Your objective: Reproduce the entries word for word, and omit any picture you find in them.

Records:
════════

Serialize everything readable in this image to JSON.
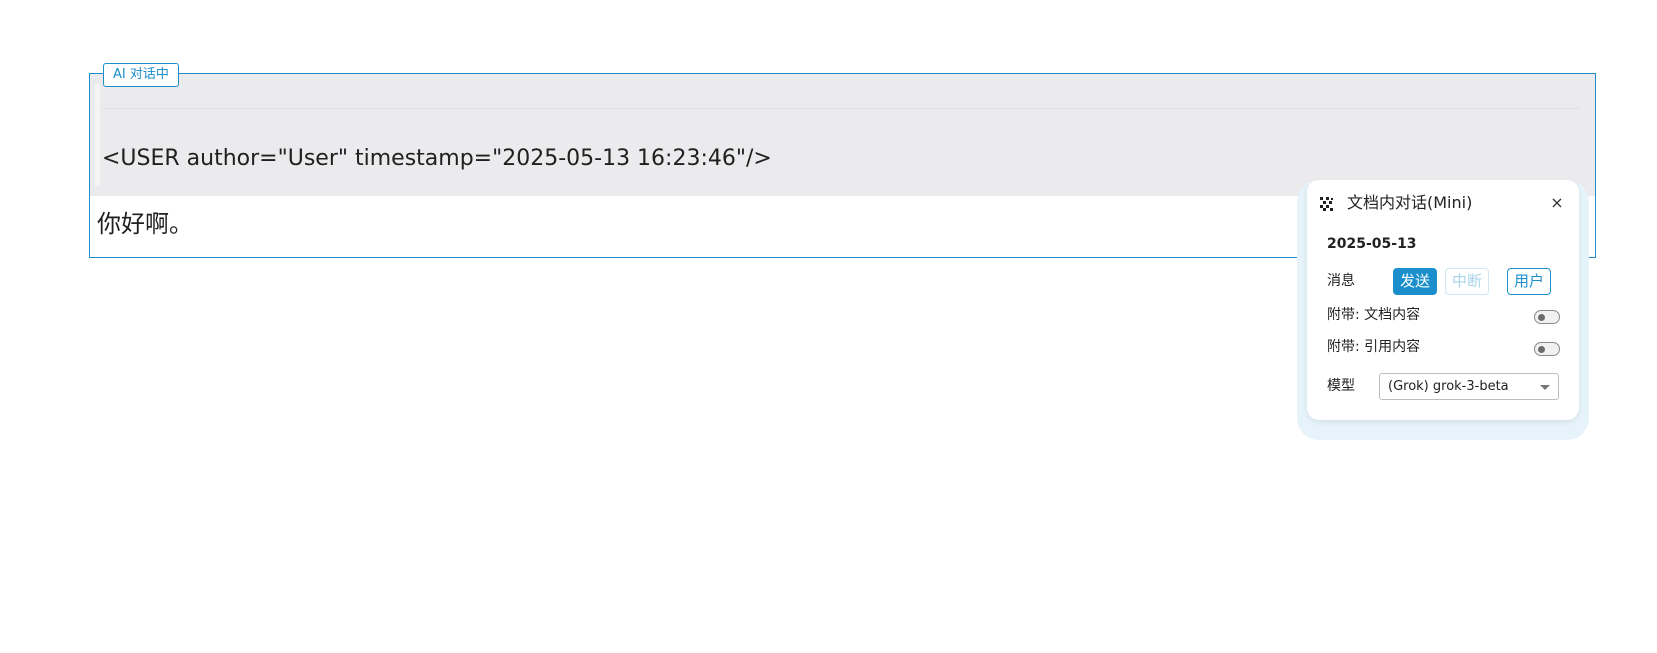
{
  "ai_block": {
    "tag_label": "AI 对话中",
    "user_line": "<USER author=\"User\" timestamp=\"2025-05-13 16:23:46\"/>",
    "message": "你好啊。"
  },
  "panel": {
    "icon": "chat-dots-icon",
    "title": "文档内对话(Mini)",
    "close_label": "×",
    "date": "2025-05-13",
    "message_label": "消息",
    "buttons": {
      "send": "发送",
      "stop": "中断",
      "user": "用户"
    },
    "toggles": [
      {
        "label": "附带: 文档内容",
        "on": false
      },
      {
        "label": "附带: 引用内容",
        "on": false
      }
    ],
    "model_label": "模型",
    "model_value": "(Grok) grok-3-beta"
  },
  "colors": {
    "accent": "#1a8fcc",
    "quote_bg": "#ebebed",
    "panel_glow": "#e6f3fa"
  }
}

════════

Completed task:
Serialize everything readable in this image to JSON.
{
  "ai_block": {
    "tag_label": "AI 对话中",
    "user_line": "<USER author=\"User\" timestamp=\"2025-05-13 16:23:46\"/>",
    "message": "你好啊。"
  },
  "panel": {
    "icon": "chat-dots-icon",
    "title": "文档内对话(Mini)",
    "close_label": "×",
    "date": "2025-05-13",
    "message_label": "消息",
    "buttons": {
      "send": "发送",
      "stop": "中断",
      "user": "用户"
    },
    "toggles": [
      {
        "label": "附带: 文档内容",
        "on": false
      },
      {
        "label": "附带: 引用内容",
        "on": false
      }
    ],
    "model_label": "模型",
    "model_value": "(Grok) grok-3-beta"
  },
  "colors": {
    "accent": "#1a8fcc",
    "quote_bg": "#ebebed",
    "panel_glow": "#e6f3fa"
  }
}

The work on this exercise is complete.